STUDY QUESTIONS:
[A] Using the TinyGo WebAssembly passage, explain in one to three sentences why some developers build with -scheduler=none.
[B] Go on with the TinyGo WebAssembly passage from the point where it stops.

DOCUMENT SEGMENT:
A close look at the wasi target reveals how things work. Underneath, TinyGo leverages the wasm32-unknown-wasi LLVM target for the system call layer (libc), which is eventually implemented by the wasi-libc library.

Similar to normal code, TinyGo decides which abstraction to use with GOOS and GOARCH specific suffixes and build flags.

For example, os.Args is implemented directly using WebAssembly host functions in runtime_wasm_wasi.go. syscall.Chdir is implemented with the same syscall_libc.go used for other architectures, while syscall.ReadDirent is stubbed (returns syscall.ENOSYS), in syscall_libc_wasi.go.

Concurrency

Please read our overview of WebAssembly and concurrency. In short, the current WebAssembly specification does not support parallel processing.

Tinygo uses only one core/thread regardless of target. This happens to be a good match for Wasm’s current lack of support for (multiple) threads. Tinygo’s goroutine scheduler on Wasm currently uses Binaryen’s Asyncify, a Wasm postprocessor also used by other languages targeting Wasm to provide similar concurrency.

In summary, TinyGo supports goroutines by default and acts like GOMAXPROCS=1. Since goroutines are not threads, the following code will run with the expected output, despite goroutines defined in opposite dependency order.

package main

import "fmt"

func main() {
	msg := make(chan int)
	finished := make(chan int)
	go func() {
		<-msg
		fmt.Println("consumer")
		finished <- 1
	}()
	go func() {
		fmt.Println("producer")
		msg <- 1
	}()
	<-finished
}

There are some glitches to this. For example, if that same function was exported (//export notMain), and called while main wasn’t running, the line that creates a goroutine currently panics at runtime.

Given problems like this, some choose a compile-time failure instead, via -scheduler=none. Since code often needs to be custom in order to work with wasm anyway, there may be limited impact to removing goroutine support.

Optimizations

Below are some commonly used configurations that allow optimizing for size or performance vs defaults. Note that sometimes one sacrifices the other.

Binary size

Those with %.wasm binary size constraints can set tinygo flags to reduce it. For example, a simple cat program can reduce from default of 260KB to 60KB using both flags below.

  • -scheduler=none: Reduces size, but fails at compile time on goroutines.
  • --no-debug: Strips DWARF, but retains the WebAssembly name section.

Performance

Those with runtime performance constraints can set tinygo flags to improve it.

PROVIDED DATA:
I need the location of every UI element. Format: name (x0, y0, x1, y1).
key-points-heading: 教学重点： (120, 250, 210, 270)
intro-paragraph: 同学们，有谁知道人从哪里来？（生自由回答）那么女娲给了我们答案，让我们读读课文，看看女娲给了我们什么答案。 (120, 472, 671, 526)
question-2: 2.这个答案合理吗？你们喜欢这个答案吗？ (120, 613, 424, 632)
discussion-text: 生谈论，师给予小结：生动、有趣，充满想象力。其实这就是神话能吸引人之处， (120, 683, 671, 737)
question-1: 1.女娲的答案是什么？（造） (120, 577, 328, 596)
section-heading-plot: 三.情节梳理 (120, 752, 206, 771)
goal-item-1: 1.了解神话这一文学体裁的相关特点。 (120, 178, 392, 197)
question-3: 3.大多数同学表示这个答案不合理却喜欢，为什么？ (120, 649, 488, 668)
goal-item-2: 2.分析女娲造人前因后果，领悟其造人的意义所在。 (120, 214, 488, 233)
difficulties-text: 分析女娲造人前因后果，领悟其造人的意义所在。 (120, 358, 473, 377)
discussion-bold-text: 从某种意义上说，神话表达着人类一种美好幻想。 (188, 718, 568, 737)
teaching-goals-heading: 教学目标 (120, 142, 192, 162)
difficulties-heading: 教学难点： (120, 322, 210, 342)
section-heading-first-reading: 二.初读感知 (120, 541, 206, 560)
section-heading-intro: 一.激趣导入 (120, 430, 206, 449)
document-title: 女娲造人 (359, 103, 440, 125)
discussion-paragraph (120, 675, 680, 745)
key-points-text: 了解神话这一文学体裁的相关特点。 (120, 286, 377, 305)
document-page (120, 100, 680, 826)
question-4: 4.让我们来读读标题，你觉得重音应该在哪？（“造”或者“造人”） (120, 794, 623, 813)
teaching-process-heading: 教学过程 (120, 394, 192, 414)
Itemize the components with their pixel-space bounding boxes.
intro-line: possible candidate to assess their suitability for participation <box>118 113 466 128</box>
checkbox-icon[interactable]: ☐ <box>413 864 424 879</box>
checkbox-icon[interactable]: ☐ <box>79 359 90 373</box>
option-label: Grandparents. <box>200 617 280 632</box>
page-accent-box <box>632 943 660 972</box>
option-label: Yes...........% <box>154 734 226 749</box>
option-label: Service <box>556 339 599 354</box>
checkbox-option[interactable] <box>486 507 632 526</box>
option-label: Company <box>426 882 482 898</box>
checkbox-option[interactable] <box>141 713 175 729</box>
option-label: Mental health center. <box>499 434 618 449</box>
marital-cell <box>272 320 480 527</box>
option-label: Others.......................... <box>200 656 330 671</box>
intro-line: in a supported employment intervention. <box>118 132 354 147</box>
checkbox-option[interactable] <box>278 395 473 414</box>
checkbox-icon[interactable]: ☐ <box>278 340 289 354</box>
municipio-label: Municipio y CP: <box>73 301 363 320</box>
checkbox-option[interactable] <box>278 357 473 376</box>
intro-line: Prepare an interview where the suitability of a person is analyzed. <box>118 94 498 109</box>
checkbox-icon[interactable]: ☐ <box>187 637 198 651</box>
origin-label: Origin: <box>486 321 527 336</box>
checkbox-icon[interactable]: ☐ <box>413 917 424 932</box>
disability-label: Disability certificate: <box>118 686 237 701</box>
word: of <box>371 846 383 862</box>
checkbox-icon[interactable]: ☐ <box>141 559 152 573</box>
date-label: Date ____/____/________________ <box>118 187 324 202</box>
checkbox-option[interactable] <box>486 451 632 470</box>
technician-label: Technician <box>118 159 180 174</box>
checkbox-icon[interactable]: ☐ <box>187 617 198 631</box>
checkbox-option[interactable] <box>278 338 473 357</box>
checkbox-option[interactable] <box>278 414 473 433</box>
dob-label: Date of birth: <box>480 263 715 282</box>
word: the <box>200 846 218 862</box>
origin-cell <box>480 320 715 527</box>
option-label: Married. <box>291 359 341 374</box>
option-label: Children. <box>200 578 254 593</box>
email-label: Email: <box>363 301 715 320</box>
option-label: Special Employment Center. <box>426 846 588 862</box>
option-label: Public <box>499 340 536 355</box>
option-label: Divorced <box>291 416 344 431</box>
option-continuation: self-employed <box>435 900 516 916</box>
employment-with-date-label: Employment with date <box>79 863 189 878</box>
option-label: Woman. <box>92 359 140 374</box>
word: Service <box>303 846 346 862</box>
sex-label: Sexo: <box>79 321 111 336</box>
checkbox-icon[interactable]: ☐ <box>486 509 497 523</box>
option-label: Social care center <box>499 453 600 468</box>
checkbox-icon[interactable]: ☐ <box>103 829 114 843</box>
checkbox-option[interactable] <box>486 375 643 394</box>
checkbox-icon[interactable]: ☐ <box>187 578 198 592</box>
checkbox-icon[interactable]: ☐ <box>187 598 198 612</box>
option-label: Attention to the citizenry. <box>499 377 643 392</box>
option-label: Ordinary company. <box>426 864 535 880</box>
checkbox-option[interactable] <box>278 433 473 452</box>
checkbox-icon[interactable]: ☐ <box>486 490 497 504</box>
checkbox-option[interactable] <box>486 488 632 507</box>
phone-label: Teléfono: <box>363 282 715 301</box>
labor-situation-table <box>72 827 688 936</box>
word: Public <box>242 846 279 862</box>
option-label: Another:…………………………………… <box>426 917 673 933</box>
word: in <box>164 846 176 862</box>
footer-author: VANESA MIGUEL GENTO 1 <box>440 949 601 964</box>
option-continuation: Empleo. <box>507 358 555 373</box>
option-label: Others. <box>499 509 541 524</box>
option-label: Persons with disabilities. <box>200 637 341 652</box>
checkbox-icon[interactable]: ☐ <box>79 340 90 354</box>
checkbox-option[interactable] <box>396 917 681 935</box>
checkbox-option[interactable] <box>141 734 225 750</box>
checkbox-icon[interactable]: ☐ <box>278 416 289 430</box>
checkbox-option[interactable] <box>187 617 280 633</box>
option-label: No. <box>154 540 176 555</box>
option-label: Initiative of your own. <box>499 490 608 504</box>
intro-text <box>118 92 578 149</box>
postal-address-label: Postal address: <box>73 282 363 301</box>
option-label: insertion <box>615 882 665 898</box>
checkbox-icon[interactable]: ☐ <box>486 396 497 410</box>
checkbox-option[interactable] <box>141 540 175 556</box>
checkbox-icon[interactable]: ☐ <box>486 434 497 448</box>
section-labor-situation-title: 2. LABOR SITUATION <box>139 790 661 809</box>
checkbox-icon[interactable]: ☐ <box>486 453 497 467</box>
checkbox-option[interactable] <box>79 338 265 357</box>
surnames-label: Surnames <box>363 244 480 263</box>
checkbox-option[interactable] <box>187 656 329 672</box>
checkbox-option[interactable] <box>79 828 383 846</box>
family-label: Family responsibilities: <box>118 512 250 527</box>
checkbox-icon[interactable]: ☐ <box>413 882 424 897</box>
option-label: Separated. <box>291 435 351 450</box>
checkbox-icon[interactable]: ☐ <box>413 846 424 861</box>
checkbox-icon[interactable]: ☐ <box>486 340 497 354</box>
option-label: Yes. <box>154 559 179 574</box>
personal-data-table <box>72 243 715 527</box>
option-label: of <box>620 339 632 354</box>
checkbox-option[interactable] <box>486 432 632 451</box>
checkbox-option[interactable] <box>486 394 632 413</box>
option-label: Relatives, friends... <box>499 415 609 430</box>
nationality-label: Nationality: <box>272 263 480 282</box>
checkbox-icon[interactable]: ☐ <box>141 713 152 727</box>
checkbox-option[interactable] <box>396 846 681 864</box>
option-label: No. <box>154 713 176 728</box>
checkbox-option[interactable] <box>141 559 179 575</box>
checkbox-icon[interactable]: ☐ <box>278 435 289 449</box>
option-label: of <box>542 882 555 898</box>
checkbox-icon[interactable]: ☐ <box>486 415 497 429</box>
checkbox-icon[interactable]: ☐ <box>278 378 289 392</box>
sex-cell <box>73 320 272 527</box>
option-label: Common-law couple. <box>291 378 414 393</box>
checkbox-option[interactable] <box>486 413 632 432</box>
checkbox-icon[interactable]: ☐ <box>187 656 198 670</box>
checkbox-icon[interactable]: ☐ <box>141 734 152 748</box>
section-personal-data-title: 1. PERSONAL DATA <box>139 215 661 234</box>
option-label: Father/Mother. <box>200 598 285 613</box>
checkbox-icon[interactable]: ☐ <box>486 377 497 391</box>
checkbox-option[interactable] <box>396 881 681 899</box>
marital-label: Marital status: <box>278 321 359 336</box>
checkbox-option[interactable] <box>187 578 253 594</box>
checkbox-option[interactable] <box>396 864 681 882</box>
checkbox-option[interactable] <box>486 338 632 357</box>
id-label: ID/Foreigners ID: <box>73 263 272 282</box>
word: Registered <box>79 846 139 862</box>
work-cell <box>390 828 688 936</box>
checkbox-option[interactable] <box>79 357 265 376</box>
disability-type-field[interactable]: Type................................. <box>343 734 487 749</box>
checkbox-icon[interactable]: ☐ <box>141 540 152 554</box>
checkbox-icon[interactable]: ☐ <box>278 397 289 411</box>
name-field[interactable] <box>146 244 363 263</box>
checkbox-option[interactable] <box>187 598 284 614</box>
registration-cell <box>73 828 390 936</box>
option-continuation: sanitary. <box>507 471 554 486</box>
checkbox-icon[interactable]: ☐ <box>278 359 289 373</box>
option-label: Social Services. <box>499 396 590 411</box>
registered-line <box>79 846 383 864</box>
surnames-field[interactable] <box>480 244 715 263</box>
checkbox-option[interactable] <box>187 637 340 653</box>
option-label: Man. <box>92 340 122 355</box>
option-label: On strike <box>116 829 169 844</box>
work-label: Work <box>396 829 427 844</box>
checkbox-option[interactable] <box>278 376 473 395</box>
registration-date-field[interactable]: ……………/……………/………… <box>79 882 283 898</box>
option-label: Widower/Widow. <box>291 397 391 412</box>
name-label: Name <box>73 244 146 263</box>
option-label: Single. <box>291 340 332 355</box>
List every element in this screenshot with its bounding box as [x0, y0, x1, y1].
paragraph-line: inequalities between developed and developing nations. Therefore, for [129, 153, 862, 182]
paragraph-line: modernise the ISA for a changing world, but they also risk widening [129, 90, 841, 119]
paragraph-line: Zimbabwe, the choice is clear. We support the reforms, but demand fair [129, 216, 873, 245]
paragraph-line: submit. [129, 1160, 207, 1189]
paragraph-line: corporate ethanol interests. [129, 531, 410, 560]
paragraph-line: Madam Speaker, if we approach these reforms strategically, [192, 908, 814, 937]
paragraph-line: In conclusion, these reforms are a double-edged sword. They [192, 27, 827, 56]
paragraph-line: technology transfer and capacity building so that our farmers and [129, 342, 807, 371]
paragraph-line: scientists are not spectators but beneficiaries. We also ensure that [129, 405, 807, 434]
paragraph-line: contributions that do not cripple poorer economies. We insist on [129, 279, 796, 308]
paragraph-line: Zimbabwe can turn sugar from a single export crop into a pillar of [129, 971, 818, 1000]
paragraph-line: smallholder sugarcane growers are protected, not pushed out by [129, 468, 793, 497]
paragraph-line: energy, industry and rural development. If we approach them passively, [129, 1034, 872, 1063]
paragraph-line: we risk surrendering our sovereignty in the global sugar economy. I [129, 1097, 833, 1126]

SOLVED PROBLEMS:
[A] Goroutine support has glitches. For example, if the function is exported and called while main isn't running, the line that creates a goroutine panics at runtime, and -scheduler=none turns this into a compile-time failure instead. Because code often has to be custom to work with wasm anyway, removing goroutine support may have limited impact.

[B]
  • -gc=leaking: Avoids GC which improves performance for short-lived programs.
  • -opt=2: Enable additional optimizations, frequently at the expense of binary size.

Frequently Asked Questions

Why do I have to define main?

If you are using TinyGo’s wasi target, you should define at least a no-op func main() {} in your source.

If you don’t, instantiation of the WebAssembly will fail unless you’ve exported the following from the host:

(func (import "env" "main.main") (param i32) (result i32))

How do I use json?

TinyGo doesn’t yet implement reflection APIs needed by encoding/json. Meanwhile, most users resort to non-reflective parsers, such as gjson.

Why does my wasm import WASI functions even when I don’t use it?

TinyGo has a wasm target (for browsers) and a wasi target for runtimes that support WASI. This document is written only about the wasi target.

Some users are surprised to see imports from WASI (wasi_snapshot_preview1), when their neither has a main function nor uses memory. At least implementing panic requires writing to the console, and fd_write is used for this.

A bare or standalone WebAssembly target doesn’t yet exist, but if interested, you can follow this issue.

Why is my %.wasm binary so big?

TinyGo defaults can be overridden for those who can sacrifice features or performance for a smaller binary. After that, tuning your source code may reduce binary size further.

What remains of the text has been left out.